DIRECTIVE
Copy everything from the entry containing "flag-part — [37, 1250, 74, 1257]" down to the entry containing "flag-part — [534, 930, 543, 955]" exactly as it stands, including both of those entries.

DATASET ENTRIES

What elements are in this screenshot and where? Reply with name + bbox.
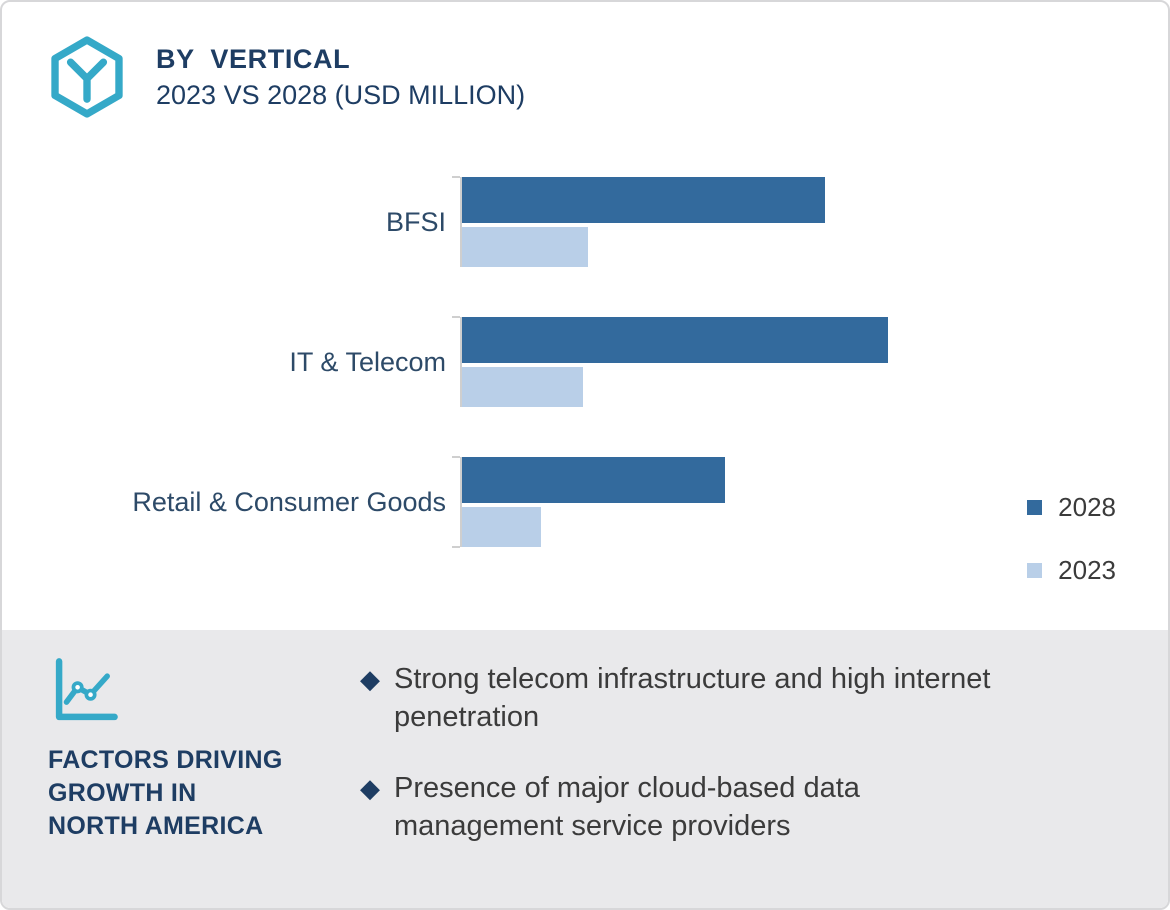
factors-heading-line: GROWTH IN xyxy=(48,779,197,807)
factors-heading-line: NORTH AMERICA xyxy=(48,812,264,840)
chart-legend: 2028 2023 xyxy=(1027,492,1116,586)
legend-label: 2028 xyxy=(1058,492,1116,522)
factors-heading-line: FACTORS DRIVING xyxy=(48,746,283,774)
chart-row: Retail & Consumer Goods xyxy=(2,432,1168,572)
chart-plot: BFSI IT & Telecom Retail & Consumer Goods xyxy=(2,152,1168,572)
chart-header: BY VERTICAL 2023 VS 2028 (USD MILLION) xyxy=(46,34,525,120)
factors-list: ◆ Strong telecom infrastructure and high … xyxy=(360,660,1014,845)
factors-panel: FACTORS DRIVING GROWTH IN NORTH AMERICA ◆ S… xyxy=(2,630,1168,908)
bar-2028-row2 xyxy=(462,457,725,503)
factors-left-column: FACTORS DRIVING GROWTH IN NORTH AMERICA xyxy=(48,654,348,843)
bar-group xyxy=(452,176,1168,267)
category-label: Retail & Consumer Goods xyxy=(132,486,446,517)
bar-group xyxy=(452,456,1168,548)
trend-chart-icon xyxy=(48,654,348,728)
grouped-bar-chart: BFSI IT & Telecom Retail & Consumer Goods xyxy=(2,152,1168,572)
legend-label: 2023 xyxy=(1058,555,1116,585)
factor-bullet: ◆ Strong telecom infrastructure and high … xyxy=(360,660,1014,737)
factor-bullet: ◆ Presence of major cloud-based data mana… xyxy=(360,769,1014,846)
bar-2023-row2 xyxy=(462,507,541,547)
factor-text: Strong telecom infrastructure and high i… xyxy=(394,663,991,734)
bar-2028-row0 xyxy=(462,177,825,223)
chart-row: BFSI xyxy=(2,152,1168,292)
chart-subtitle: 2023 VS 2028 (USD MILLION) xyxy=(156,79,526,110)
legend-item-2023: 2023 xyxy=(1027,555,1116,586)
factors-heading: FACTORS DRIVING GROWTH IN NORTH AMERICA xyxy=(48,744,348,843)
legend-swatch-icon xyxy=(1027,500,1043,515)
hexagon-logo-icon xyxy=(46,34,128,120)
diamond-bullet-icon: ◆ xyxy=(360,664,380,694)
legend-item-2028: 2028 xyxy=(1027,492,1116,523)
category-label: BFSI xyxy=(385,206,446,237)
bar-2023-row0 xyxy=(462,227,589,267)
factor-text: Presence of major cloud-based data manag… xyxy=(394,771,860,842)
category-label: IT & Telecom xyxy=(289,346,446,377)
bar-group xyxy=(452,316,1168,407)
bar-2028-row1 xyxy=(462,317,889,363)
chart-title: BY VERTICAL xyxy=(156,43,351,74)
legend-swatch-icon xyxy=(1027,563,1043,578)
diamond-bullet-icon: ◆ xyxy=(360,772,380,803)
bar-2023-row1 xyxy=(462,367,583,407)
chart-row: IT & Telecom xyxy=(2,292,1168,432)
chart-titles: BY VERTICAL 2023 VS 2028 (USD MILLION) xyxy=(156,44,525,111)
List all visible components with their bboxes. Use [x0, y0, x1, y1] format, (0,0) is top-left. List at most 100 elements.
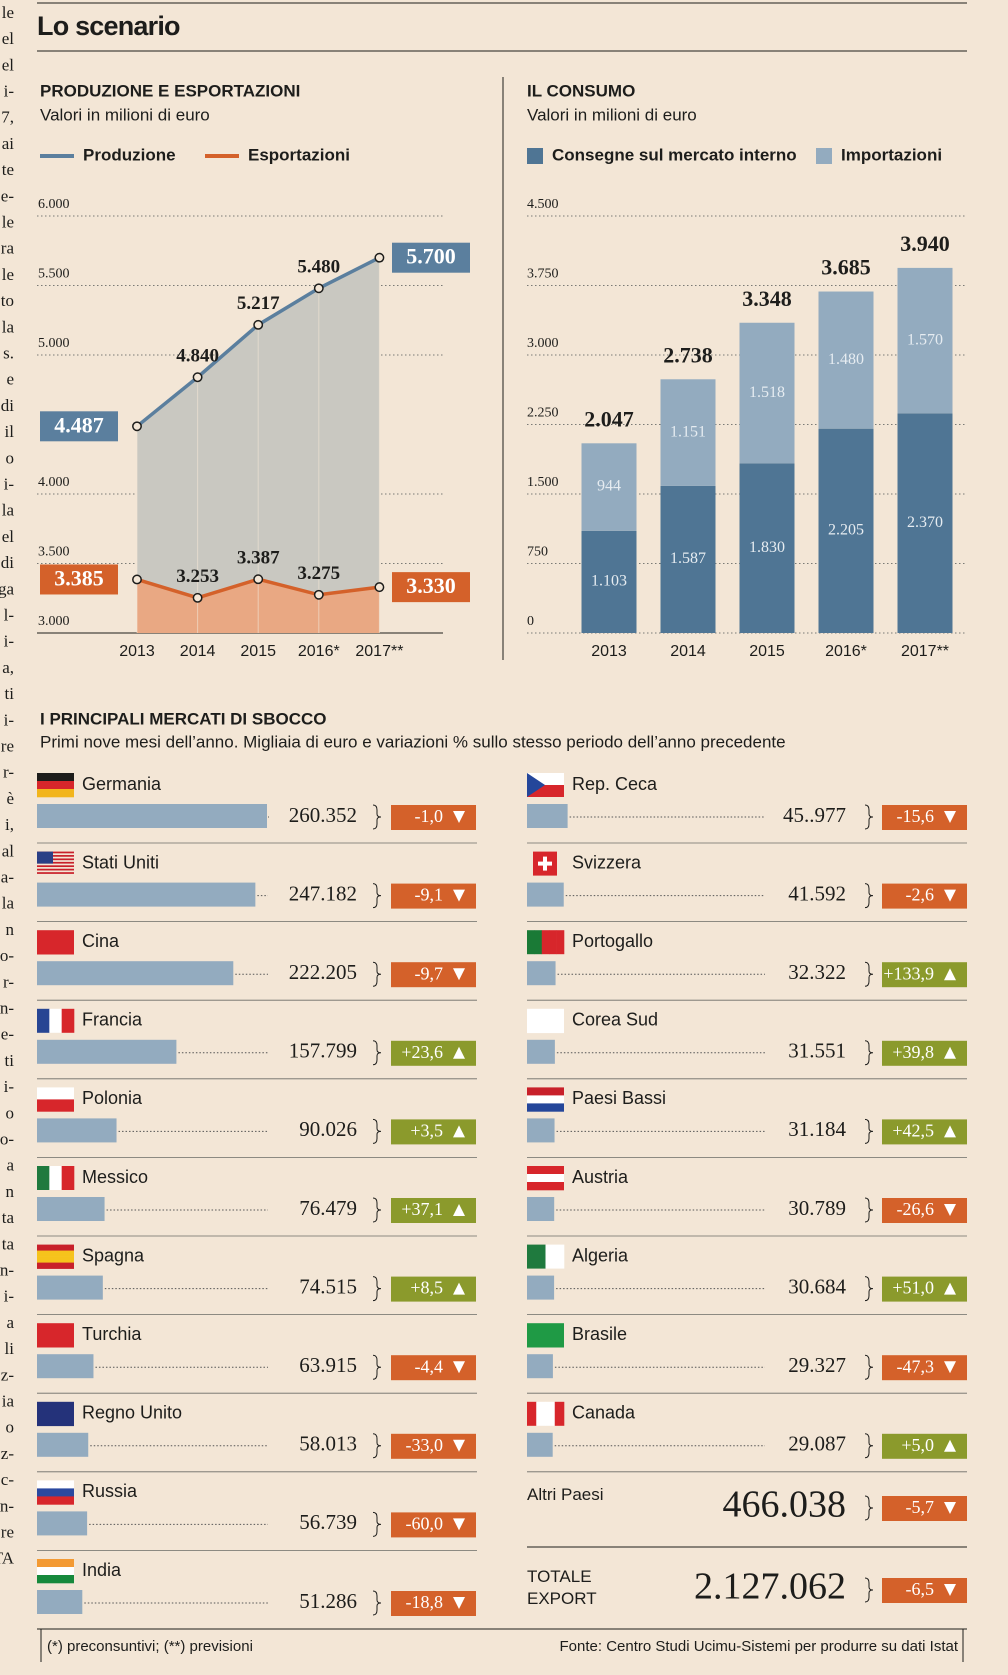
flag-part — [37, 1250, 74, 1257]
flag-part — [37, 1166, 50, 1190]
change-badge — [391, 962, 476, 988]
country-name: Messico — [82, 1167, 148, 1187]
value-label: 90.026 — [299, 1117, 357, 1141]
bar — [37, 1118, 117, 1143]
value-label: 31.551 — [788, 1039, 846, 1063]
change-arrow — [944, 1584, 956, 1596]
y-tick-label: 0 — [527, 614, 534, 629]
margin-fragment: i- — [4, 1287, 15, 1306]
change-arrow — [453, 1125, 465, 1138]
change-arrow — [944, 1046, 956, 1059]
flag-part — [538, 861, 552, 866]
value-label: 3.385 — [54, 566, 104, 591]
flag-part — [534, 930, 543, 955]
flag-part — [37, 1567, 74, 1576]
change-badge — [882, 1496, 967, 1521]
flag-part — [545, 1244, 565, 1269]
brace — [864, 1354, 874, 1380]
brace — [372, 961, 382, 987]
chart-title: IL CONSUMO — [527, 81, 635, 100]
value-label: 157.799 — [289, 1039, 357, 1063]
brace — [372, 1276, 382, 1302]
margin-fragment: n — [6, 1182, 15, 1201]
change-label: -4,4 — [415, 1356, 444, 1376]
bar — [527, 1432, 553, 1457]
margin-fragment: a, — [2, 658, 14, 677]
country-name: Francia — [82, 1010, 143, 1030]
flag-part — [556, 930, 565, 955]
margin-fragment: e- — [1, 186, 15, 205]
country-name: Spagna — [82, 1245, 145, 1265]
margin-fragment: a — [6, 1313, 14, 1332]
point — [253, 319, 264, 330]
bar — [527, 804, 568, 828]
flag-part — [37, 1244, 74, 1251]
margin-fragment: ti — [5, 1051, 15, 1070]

TASK RESPONSE
flag-part — [37, 1250, 74, 1257]
flag-part — [37, 1166, 50, 1190]
change-badge — [391, 962, 476, 988]
country-name: Messico — [82, 1167, 148, 1187]
value-label: 90.026 — [299, 1117, 357, 1141]
bar — [37, 1118, 117, 1143]
value-label: 31.551 — [788, 1039, 846, 1063]
change-arrow — [944, 1584, 956, 1596]
y-tick-label: 0 — [527, 614, 534, 629]
margin-fragment: i- — [4, 1287, 15, 1306]
change-arrow — [453, 1125, 465, 1138]
change-arrow — [944, 1046, 956, 1059]
flag-part — [538, 861, 552, 866]
value-label: 3.385 — [54, 566, 104, 591]
flag-part — [534, 930, 543, 955]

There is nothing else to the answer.